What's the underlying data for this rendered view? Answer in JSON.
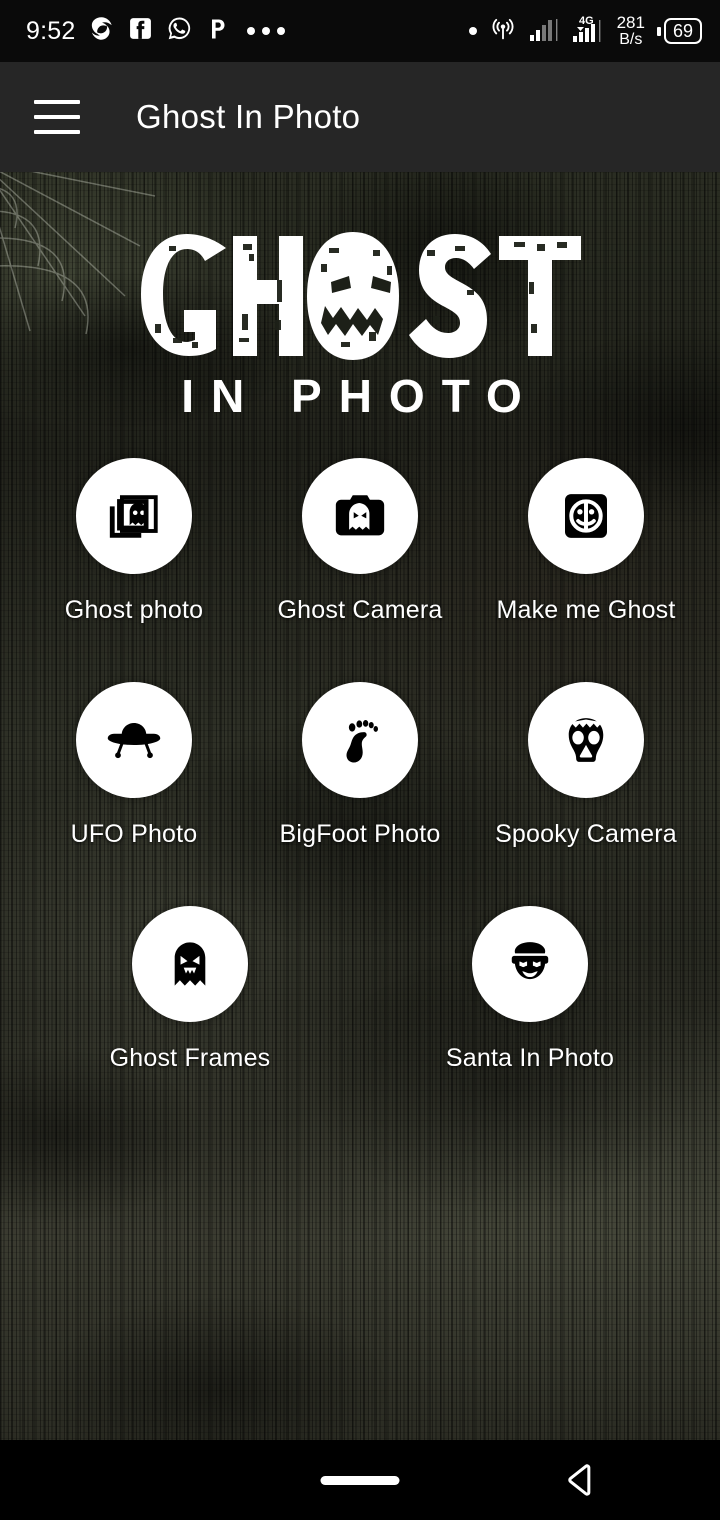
{
  "status_bar": {
    "time": "9:52",
    "notification_icons": [
      "swirl-app-icon",
      "facebook-icon",
      "whatsapp-icon",
      "p-app-icon",
      "more-notifications-icon"
    ],
    "right_icons": [
      "notification-dot",
      "hotspot-icon",
      "signal-sim1-icon",
      "signal-sim2-4g-icon"
    ],
    "network_type": "4G",
    "network_speed_value": "281",
    "network_speed_unit": "B/s",
    "battery_level": "69"
  },
  "app_bar": {
    "menu_icon": "hamburger-menu-icon",
    "title": "Ghost In Photo"
  },
  "logo": {
    "line1": "GHOST",
    "line2": "IN PHOTO"
  },
  "grid": {
    "rows": [
      [
        {
          "label": "Ghost photo",
          "icon": "ghost-photo-stack-icon"
        },
        {
          "label": "Ghost Camera",
          "icon": "ghost-camera-icon"
        },
        {
          "label": "Make me Ghost",
          "icon": "make-me-ghost-mask-icon"
        }
      ],
      [
        {
          "label": "UFO Photo",
          "icon": "ufo-icon"
        },
        {
          "label": "BigFoot Photo",
          "icon": "footprint-icon"
        },
        {
          "label": "Spooky Camera",
          "icon": "skull-mask-icon"
        }
      ],
      [
        {
          "label": "Ghost Frames",
          "icon": "ghost-silhouette-icon"
        },
        {
          "label": "Santa In Photo",
          "icon": "santa-face-icon"
        }
      ]
    ]
  },
  "nav_bar": {
    "home_pill": "home-pill-indicator",
    "back_button": "back-triangle-icon"
  },
  "colors": {
    "status_bar_bg": "#0a0a0a",
    "app_bar_bg": "#262626",
    "bubble_bg": "#ffffff",
    "icon_fg": "#000000",
    "label_fg": "#ffffff",
    "nav_bg": "#000000"
  }
}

_What is asked:_
Generate a word-for-word copy of the preceding records, excluding all pictures.

_Answer to this exercise:_
What's the underlying data for this rendered view? Answer in JSON.
{
  "status_bar": {
    "time": "9:52",
    "notification_icons": [
      "swirl-app-icon",
      "facebook-icon",
      "whatsapp-icon",
      "p-app-icon",
      "more-notifications-icon"
    ],
    "right_icons": [
      "notification-dot",
      "hotspot-icon",
      "signal-sim1-icon",
      "signal-sim2-4g-icon"
    ],
    "network_type": "4G",
    "network_speed_value": "281",
    "network_speed_unit": "B/s",
    "battery_level": "69"
  },
  "app_bar": {
    "menu_icon": "hamburger-menu-icon",
    "title": "Ghost In Photo"
  },
  "logo": {
    "line1": "GHOST",
    "line2": "IN PHOTO"
  },
  "grid": {
    "rows": [
      [
        {
          "label": "Ghost photo",
          "icon": "ghost-photo-stack-icon"
        },
        {
          "label": "Ghost Camera",
          "icon": "ghost-camera-icon"
        },
        {
          "label": "Make me Ghost",
          "icon": "make-me-ghost-mask-icon"
        }
      ],
      [
        {
          "label": "UFO Photo",
          "icon": "ufo-icon"
        },
        {
          "label": "BigFoot Photo",
          "icon": "footprint-icon"
        },
        {
          "label": "Spooky Camera",
          "icon": "skull-mask-icon"
        }
      ],
      [
        {
          "label": "Ghost Frames",
          "icon": "ghost-silhouette-icon"
        },
        {
          "label": "Santa In Photo",
          "icon": "santa-face-icon"
        }
      ]
    ]
  },
  "nav_bar": {
    "home_pill": "home-pill-indicator",
    "back_button": "back-triangle-icon"
  },
  "colors": {
    "status_bar_bg": "#0a0a0a",
    "app_bar_bg": "#262626",
    "bubble_bg": "#ffffff",
    "icon_fg": "#000000",
    "label_fg": "#ffffff",
    "nav_bg": "#000000"
  }
}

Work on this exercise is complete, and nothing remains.